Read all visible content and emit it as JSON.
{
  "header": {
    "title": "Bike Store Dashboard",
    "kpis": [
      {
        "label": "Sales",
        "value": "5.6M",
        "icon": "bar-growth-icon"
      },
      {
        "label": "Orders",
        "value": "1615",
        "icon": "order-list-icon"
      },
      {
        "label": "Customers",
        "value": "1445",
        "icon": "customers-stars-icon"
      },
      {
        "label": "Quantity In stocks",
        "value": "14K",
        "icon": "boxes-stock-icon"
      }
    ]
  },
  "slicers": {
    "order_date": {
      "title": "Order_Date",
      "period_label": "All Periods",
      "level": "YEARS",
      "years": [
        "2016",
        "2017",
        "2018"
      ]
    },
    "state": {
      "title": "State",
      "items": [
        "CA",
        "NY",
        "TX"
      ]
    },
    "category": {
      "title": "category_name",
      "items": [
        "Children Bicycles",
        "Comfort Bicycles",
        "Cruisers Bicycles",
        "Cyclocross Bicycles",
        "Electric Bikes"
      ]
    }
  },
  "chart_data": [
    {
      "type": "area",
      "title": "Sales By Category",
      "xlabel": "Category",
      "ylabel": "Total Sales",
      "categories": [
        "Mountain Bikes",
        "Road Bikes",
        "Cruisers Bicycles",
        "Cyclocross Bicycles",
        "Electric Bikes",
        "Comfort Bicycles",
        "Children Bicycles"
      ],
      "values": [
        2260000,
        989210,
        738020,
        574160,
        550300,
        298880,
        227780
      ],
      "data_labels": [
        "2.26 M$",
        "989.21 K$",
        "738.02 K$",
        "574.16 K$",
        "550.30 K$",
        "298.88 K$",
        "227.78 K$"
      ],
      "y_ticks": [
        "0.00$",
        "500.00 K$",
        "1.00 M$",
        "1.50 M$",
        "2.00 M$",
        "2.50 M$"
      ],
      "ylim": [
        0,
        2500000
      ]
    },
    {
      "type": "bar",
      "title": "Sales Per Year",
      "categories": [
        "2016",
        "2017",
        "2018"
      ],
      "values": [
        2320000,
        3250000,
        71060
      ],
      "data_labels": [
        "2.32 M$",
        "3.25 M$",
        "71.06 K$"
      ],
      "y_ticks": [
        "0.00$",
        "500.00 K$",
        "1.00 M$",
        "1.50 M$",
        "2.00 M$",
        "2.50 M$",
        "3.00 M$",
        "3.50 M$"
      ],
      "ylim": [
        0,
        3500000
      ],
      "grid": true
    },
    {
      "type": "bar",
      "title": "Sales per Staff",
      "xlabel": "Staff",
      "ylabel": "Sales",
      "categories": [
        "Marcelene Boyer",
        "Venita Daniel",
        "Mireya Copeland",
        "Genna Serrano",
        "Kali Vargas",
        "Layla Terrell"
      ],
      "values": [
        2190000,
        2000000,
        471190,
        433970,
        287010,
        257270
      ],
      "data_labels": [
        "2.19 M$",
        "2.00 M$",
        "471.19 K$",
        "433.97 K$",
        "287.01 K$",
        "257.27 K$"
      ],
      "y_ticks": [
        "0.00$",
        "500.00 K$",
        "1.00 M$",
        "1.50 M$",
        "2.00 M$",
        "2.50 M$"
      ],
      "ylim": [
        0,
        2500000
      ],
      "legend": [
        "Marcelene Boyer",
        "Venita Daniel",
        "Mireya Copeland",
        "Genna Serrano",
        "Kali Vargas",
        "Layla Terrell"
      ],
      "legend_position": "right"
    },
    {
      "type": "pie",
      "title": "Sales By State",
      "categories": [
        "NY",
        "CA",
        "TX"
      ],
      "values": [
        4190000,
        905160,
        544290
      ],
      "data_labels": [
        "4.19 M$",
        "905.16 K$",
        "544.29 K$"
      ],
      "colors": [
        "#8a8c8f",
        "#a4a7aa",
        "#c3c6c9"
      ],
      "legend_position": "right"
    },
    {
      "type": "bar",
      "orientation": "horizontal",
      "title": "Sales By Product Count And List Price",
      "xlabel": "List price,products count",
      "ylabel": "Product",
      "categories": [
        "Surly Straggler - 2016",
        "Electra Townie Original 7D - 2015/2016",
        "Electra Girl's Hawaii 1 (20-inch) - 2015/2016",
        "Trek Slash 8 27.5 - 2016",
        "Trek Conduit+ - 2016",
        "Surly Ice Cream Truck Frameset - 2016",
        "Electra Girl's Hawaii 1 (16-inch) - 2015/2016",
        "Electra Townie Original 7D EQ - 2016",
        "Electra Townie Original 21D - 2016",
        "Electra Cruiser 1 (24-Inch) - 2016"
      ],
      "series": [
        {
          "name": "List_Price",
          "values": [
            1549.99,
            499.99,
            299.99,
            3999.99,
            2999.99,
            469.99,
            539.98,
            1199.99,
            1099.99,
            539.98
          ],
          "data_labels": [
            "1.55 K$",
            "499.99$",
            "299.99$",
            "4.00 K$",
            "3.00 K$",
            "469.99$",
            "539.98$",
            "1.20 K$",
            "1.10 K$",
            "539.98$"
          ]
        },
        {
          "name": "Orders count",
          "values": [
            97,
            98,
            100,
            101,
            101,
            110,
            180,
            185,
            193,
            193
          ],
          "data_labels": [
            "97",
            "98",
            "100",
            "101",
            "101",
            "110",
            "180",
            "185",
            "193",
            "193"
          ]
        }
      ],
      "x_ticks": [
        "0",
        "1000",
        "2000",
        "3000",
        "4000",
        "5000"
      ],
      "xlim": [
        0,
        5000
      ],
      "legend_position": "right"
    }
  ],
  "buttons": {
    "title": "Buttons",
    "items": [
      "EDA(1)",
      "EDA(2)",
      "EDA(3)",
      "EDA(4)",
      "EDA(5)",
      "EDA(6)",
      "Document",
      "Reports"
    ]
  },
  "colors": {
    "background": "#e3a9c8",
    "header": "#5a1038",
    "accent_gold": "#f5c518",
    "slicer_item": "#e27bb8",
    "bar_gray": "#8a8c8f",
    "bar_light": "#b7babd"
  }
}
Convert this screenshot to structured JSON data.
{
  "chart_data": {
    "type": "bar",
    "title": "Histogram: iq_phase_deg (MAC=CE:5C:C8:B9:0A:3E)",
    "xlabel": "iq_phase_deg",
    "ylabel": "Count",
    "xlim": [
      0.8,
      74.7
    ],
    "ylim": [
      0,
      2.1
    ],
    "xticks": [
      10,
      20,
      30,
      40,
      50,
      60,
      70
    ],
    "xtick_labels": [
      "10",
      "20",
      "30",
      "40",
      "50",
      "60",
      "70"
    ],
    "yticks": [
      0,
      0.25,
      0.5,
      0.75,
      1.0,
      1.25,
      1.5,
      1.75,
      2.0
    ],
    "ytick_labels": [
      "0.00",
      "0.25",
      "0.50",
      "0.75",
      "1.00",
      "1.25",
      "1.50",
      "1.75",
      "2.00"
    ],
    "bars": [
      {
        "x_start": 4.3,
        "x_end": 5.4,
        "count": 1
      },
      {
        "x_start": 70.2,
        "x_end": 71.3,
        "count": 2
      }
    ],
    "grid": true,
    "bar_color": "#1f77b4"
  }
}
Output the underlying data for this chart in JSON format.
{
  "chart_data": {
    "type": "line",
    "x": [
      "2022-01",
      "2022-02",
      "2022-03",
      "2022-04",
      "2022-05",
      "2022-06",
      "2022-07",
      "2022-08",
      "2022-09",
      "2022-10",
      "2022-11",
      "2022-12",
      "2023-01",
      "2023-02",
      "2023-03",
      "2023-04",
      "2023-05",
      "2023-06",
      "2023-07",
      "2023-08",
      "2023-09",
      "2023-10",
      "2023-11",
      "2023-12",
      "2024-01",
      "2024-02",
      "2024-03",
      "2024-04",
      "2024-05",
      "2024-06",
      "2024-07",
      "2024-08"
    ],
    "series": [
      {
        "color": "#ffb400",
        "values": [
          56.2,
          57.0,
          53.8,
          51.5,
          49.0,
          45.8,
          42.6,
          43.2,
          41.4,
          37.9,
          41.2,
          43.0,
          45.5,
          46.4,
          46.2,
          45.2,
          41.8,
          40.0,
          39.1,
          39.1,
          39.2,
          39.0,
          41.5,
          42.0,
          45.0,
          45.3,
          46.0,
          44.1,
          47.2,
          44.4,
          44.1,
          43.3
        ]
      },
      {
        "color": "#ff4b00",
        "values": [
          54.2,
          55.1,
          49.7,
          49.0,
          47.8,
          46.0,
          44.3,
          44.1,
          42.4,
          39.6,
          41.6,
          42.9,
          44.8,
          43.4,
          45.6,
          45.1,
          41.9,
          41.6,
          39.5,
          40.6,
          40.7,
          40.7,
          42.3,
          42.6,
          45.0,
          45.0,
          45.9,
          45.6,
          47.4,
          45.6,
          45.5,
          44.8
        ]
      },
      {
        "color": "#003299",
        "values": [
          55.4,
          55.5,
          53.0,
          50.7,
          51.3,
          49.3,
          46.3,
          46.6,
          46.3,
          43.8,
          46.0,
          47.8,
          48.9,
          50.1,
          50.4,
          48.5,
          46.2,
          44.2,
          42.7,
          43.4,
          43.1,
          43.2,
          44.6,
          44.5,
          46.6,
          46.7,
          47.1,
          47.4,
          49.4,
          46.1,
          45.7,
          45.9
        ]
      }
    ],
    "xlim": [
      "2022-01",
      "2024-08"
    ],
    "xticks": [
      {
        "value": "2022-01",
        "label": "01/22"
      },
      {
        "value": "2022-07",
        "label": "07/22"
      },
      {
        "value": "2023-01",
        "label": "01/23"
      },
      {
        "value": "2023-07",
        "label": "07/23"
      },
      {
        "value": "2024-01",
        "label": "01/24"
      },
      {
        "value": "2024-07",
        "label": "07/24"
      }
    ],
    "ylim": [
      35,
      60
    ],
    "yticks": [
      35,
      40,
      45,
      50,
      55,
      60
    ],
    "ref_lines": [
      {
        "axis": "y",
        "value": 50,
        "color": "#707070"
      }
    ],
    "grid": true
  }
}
■ ■ ■ ■ ■
- **TASK BRIEF**
In the entries above, find each line with the word "title" and copy it.

- **THE RESPONSE**
    "title": "Bike Store Dashboard",
      "title": "Order_Date",
      "title": "State",
      "title": "category_name",
      "title": "Sales By Category",
      "title": "Sales Per Year",
      "title": "Sales per Staff",
      "title": "Sales By State",
      "title": "Sales By Product Count And List Price",
    "title": "Buttons",
    "title": "Histogram: iq_phase_deg (MAC=CE:5C:C8:B9:0A:3E)",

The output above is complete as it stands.